**Exercise prompt**
Update the records from the line containing "Patent image size: (1045, 949)." through the end of the records, both included, replacing "composite product" with "laminate product" and leaving everything else unchanged.

**Data entries**

----------

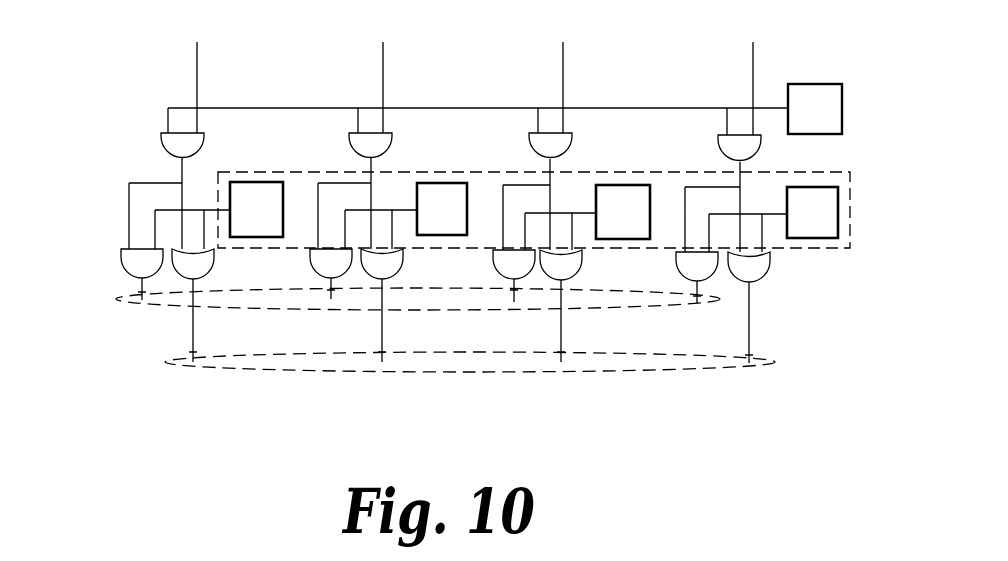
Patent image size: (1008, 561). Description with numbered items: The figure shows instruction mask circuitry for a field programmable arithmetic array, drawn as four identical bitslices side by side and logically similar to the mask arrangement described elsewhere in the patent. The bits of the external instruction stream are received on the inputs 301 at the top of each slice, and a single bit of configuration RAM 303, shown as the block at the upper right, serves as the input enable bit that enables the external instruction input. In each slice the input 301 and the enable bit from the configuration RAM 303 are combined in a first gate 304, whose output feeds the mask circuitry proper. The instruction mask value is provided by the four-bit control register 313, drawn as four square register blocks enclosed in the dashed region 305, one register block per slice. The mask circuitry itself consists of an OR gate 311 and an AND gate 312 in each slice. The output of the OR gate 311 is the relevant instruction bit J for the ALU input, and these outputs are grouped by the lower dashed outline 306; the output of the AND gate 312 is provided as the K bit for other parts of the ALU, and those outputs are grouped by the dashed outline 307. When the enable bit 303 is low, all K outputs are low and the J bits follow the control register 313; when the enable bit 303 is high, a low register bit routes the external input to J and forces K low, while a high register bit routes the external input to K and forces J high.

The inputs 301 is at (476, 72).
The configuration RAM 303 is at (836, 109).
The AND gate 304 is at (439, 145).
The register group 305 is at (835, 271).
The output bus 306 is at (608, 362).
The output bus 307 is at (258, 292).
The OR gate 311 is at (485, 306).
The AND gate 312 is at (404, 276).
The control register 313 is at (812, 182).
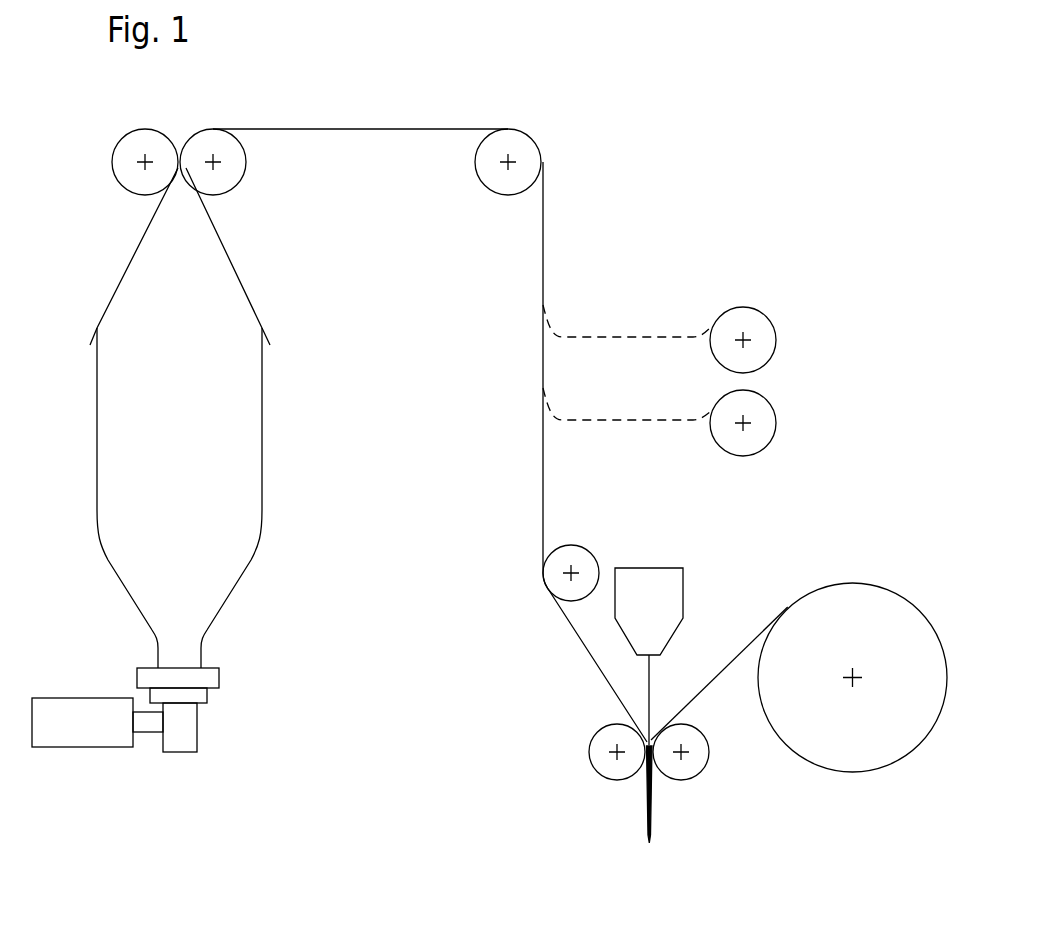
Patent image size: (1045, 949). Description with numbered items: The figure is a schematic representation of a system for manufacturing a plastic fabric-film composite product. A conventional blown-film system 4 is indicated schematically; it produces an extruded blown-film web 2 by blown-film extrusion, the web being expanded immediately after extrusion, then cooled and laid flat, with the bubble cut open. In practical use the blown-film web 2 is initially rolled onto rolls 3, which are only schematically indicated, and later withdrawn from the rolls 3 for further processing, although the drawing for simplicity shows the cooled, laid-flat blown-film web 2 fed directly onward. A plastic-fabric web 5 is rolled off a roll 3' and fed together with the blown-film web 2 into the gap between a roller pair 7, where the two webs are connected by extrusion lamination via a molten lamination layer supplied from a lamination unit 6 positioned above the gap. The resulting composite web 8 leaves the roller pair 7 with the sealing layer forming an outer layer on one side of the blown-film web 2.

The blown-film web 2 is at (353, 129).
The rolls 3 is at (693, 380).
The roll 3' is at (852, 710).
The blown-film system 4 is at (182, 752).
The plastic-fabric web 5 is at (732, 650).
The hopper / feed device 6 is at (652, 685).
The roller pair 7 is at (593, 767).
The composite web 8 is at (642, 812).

----------

**Exercise answer**
Patent image size: (1045, 949). Description with numbered items: The figure is a schematic representation of a system for manufacturing a plastic fabric-film laminate product. A conventional blown-film system 4 is indicated schematically; it produces an extruded blown-film web 2 by blown-film extrusion, the web being expanded immediately after extrusion, then cooled and laid flat, with the bubble cut open. In practical use the blown-film web 2 is initially rolled onto rolls 3, which are only schematically indicated, and later withdrawn from the rolls 3 for further processing, although the drawing for simplicity shows the cooled, laid-flat blown-film web 2 fed directly onward. A plastic-fabric web 5 is rolled off a roll 3' and fed together with the blown-film web 2 into the gap between a roller pair 7, where the two webs are connected by extrusion lamination via a molten lamination layer supplied from a lamination unit 6 positioned above the gap. The resulting composite web 8 leaves the roller pair 7 with the sealing layer forming an outer layer on one side of the blown-film web 2.

The blown-film web 2 is at (353, 129).
The rolls 3 is at (693, 380).
The roll 3' is at (852, 710).
The blown-film system 4 is at (182, 752).
The plastic-fabric web 5 is at (732, 650).
The hopper / feed device 6 is at (652, 685).
The roller pair 7 is at (593, 767).
The composite web 8 is at (642, 812).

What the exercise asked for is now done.